> Problem details: Output every record below exactly as it appears.

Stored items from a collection
===============

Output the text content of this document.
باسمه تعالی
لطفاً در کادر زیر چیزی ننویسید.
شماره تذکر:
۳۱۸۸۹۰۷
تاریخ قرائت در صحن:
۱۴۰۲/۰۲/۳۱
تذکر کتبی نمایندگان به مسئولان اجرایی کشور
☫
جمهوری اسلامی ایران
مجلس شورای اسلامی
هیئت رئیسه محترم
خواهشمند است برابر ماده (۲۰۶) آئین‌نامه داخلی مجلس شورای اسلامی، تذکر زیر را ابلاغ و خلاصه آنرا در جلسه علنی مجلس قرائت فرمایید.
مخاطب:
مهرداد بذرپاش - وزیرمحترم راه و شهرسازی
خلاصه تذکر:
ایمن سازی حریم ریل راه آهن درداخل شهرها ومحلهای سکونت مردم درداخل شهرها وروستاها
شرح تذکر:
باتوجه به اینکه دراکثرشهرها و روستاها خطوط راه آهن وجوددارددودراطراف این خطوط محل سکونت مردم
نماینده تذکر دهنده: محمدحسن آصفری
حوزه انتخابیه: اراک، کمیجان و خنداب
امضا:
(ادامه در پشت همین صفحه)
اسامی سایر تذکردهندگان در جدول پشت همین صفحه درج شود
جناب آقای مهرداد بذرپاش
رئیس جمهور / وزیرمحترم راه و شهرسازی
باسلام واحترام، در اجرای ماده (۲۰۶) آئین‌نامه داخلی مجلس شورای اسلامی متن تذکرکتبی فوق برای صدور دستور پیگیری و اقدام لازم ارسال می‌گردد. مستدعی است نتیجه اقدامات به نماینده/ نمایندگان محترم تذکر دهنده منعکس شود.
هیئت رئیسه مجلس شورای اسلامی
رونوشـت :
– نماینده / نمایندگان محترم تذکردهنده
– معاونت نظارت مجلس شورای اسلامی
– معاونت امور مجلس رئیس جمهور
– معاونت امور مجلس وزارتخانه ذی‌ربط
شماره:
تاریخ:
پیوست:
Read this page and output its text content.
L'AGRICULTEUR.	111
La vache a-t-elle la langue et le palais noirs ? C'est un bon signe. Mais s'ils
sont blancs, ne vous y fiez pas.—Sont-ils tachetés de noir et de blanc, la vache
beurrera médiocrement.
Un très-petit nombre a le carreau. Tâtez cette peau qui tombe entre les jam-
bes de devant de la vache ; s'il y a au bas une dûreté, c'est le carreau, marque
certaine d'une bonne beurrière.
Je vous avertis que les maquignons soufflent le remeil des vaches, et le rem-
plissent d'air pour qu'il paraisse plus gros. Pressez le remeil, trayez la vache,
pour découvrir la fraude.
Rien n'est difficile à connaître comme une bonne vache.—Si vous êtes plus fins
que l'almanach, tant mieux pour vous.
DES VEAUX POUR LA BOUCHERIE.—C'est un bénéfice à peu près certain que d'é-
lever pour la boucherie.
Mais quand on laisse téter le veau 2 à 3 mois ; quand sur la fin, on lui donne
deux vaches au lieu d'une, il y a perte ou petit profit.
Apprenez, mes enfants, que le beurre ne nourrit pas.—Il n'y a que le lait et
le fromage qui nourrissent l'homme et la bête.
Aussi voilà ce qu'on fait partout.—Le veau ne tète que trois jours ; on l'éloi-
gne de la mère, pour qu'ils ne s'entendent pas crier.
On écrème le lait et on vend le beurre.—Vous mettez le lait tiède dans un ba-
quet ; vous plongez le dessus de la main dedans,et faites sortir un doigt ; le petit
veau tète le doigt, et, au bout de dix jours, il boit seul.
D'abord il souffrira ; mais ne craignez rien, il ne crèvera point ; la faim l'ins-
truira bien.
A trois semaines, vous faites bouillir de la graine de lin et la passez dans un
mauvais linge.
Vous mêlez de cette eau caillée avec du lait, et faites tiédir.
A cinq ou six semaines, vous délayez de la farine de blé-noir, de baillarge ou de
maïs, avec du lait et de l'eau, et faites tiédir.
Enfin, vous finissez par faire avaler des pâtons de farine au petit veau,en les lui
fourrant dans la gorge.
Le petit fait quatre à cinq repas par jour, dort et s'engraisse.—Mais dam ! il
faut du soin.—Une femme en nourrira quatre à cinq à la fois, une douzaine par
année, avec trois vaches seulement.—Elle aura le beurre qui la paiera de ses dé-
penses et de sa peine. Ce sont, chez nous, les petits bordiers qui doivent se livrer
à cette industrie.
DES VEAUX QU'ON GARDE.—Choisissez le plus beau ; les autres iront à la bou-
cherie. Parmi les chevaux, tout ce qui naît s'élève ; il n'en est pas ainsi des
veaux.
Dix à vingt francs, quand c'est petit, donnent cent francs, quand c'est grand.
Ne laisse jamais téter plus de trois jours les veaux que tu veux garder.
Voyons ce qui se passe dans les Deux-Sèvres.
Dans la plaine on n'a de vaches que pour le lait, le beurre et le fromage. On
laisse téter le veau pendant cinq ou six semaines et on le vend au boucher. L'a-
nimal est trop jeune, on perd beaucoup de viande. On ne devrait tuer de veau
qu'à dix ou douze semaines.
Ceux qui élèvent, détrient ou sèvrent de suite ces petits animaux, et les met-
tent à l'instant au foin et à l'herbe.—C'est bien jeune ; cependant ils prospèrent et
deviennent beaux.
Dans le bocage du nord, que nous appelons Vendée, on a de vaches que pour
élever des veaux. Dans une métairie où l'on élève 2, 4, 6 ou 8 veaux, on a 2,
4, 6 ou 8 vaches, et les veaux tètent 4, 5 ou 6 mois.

===============

> Answer to the problem:
Output the text content of this document.
باسمه تعالی
لطفاً در کادر زیر چیزی ننویسید.
شماره تذکر:
۳۱۸۸۹۰۷
تاریخ قرائت در صحن:
۱۴۰۲/۰۲/۳۱
تذکر کتبی نمایندگان به مسئولان اجرایی کشور
☫
جمهوری اسلامی ایران
مجلس شورای اسلامی
هیئت رئیسه محترم
خواهشمند است برابر ماده (۲۰۶) آئین‌نامه داخلی مجلس شورای اسلامی، تذکر زیر را ابلاغ و خلاصه آنرا در جلسه علنی مجلس قرائت فرمایید.
مخاطب:
مهرداد بذرپاش - وزیرمحترم راه و شهرسازی
خلاصه تذکر:
ایمن سازی حریم ریل راه آهن درداخل شهرها ومحلهای سکونت مردم درداخل شهرها وروستاها
شرح تذکر:
باتوجه به اینکه دراکثرشهرها و روستاها خطوط راه آهن وجوددارددودراطراف این خطوط محل سکونت مردم
نماینده تذکر دهنده: محمدحسن آصفری
حوزه انتخابیه: اراک، کمیجان و خنداب
امضا:
(ادامه در پشت همین صفحه)
اسامی سایر تذکردهندگان در جدول پشت همین صفحه درج شود
جناب آقای مهرداد بذرپاش
رئیس جمهور / وزیرمحترم راه و شهرسازی
باسلام واحترام، در اجرای ماده (۲۰۶) آئین‌نامه داخلی مجلس شورای اسلامی متن تذکرکتبی فوق برای صدور دستور پیگیری و اقدام لازم ارسال می‌گردد. مستدعی است نتیجه اقدامات به نماینده/ نمایندگان محترم تذکر دهنده منعکس شود.
هیئت رئیسه مجلس شورای اسلامی
رونوشـت :
– نماینده / نمایندگان محترم تذکردهنده
– معاونت نظارت مجلس شورای اسلامی
– معاونت امور مجلس رئیس جمهور
– معاونت امور مجلس وزارتخانه ذی‌ربط
شماره:
تاریخ:
پیوست:
Read this page and output its text content.
L'AGRICULTEUR.	111
La vache a-t-elle la langue et le palais noirs ? C'est un bon signe. Mais s'ils
sont blancs, ne vous y fiez pas.—Sont-ils tachetés de noir et de blanc, la vache
beurrera médiocrement.
Un très-petit nombre a le carreau. Tâtez cette peau qui tombe entre les jam-
bes de devant de la vache ; s'il y a au bas une dûreté, c'est le carreau, marque
certaine d'une bonne beurrière.
Je vous avertis que les maquignons soufflent le remeil des vaches, et le rem-
plissent d'air pour qu'il paraisse plus gros. Pressez le remeil, trayez la vache,
pour découvrir la fraude.
Rien n'est difficile à connaître comme une bonne vache.—Si vous êtes plus fins
que l'almanach, tant mieux pour vous.
DES VEAUX POUR LA BOUCHERIE.—C'est un bénéfice à peu près certain que d'é-
lever pour la boucherie.
Mais quand on laisse téter le veau 2 à 3 mois ; quand sur la fin, on lui donne
deux vaches au lieu d'une, il y a perte ou petit profit.
Apprenez, mes enfants, que le beurre ne nourrit pas.—Il n'y a que le lait et
le fromage qui nourrissent l'homme et la bête.
Aussi voilà ce qu'on fait partout.—Le veau ne tète que trois jours ; on l'éloi-
gne de la mère, pour qu'ils ne s'entendent pas crier.
On écrème le lait et on vend le beurre.—Vous mettez le lait tiède dans un ba-
quet ; vous plongez le dessus de la main dedans,et faites sortir un doigt ; le petit
veau tète le doigt, et, au bout de dix jours, il boit seul.
D'abord il souffrira ; mais ne craignez rien, il ne crèvera point ; la faim l'ins-
truira bien.
A trois semaines, vous faites bouillir de la graine de lin et la passez dans un
mauvais linge.
Vous mêlez de cette eau caillée avec du lait, et faites tiédir.
A cinq ou six semaines, vous délayez de la farine de blé-noir, de baillarge ou de
maïs, avec du lait et de l'eau, et faites tiédir.
Enfin, vous finissez par faire avaler des pâtons de farine au petit veau,en les lui
fourrant dans la gorge.
Le petit fait quatre à cinq repas par jour, dort et s'engraisse.—Mais dam ! il
faut du soin.—Une femme en nourrira quatre à cinq à la fois, une douzaine par
année, avec trois vaches seulement.—Elle aura le beurre qui la paiera de ses dé-
penses et de sa peine. Ce sont, chez nous, les petits bordiers qui doivent se livrer
à cette industrie.
DES VEAUX QU'ON GARDE.—Choisissez le plus beau ; les autres iront à la bou-
cherie. Parmi les chevaux, tout ce qui naît s'élève ; il n'en est pas ainsi des
veaux.
Dix à vingt francs, quand c'est petit, donnent cent francs, quand c'est grand.
Ne laisse jamais téter plus de trois jours les veaux que tu veux garder.
Voyons ce qui se passe dans les Deux-Sèvres.
Dans la plaine on n'a de vaches que pour le lait, le beurre et le fromage. On
laisse téter le veau pendant cinq ou six semaines et on le vend au boucher. L'a-
nimal est trop jeune, on perd beaucoup de viande. On ne devrait tuer de veau
qu'à dix ou douze semaines.
Ceux qui élèvent, détrient ou sèvrent de suite ces petits animaux, et les met-
tent à l'instant au foin et à l'herbe.—C'est bien jeune ; cependant ils prospèrent et
deviennent beaux.
Dans le bocage du nord, que nous appelons Vendée, on a de vaches que pour
élever des veaux. Dans une métairie où l'on élève 2, 4, 6 ou 8 veaux, on a 2,
4, 6 ou 8 vaches, et les veaux tètent 4, 5 ou 6 mois.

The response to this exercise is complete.